Records from a data source
+===+

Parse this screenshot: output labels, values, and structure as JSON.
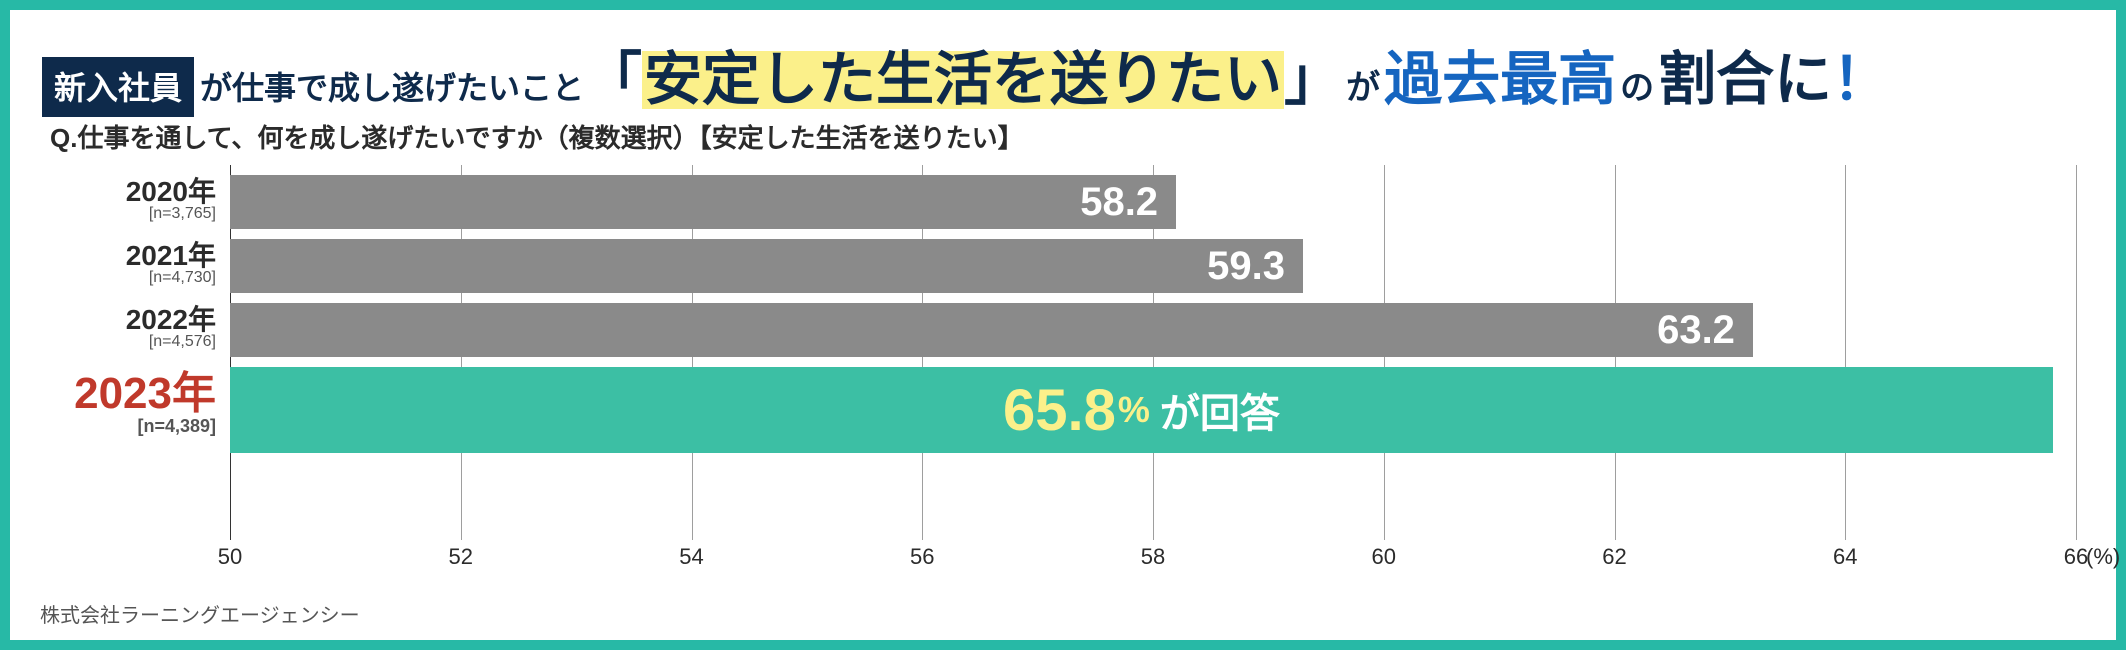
{
  "colors": {
    "frame_border": "#27b9a6",
    "navy": "#0e2a4b",
    "badge_bg": "#0e2a4b",
    "badge_fg": "#ffffff",
    "highlight_bg": "#fbf08a",
    "emph_blue": "#1565c0",
    "text": "#2b2b2b",
    "grid": "#9e9e9e",
    "axis": "#333333",
    "bar_normal": "#8a8a8a",
    "bar_emph": "#3cbfa4",
    "bar_text": "#ffffff",
    "bar_emph_value": "#fbf08a",
    "year_emph": "#c0392b",
    "footer": "#555555",
    "background": "#ffffff"
  },
  "headline": {
    "badge": "新入社員",
    "after_badge": "が仕事で成し遂げたいこと",
    "open_bracket": "「",
    "highlight": "安定した生活を送りたい",
    "close_bracket": "」",
    "ga": "が",
    "emph": "過去最高",
    "no": "の",
    "ratio": "割合に",
    "bang": "！"
  },
  "question": "Q.仕事を通して、何を成し遂げたいですか（複数選択）【安定した生活を送りたい】",
  "chart": {
    "type": "bar-horizontal",
    "xmin": 50,
    "xmax": 66,
    "xtick_step": 2,
    "xticks": [
      50,
      52,
      54,
      56,
      58,
      60,
      62,
      64,
      66
    ],
    "x_unit": "(%)",
    "bar_height_normal": 54,
    "bar_height_emph": 86,
    "row_gap": 10,
    "bars": [
      {
        "year": "2020年",
        "n": "[n=3,765]",
        "value": 58.2,
        "value_label": "58.2",
        "emph": false
      },
      {
        "year": "2021年",
        "n": "[n=4,730]",
        "value": 59.3,
        "value_label": "59.3",
        "emph": false
      },
      {
        "year": "2022年",
        "n": "[n=4,576]",
        "value": 63.2,
        "value_label": "63.2",
        "emph": false
      },
      {
        "year": "2023年",
        "n": "[n=4,389]",
        "value": 65.8,
        "value_label": "65.8",
        "pct_label": "%",
        "suffix": "が回答",
        "emph": true
      }
    ]
  },
  "footer": "株式会社ラーニングエージェンシー"
}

+===+

- EXERCISE REQUIREMENTS
Provide the number of lines in these entries that hold the word "footer", without any accompanying text.

- EXERCISE SOLUTION
2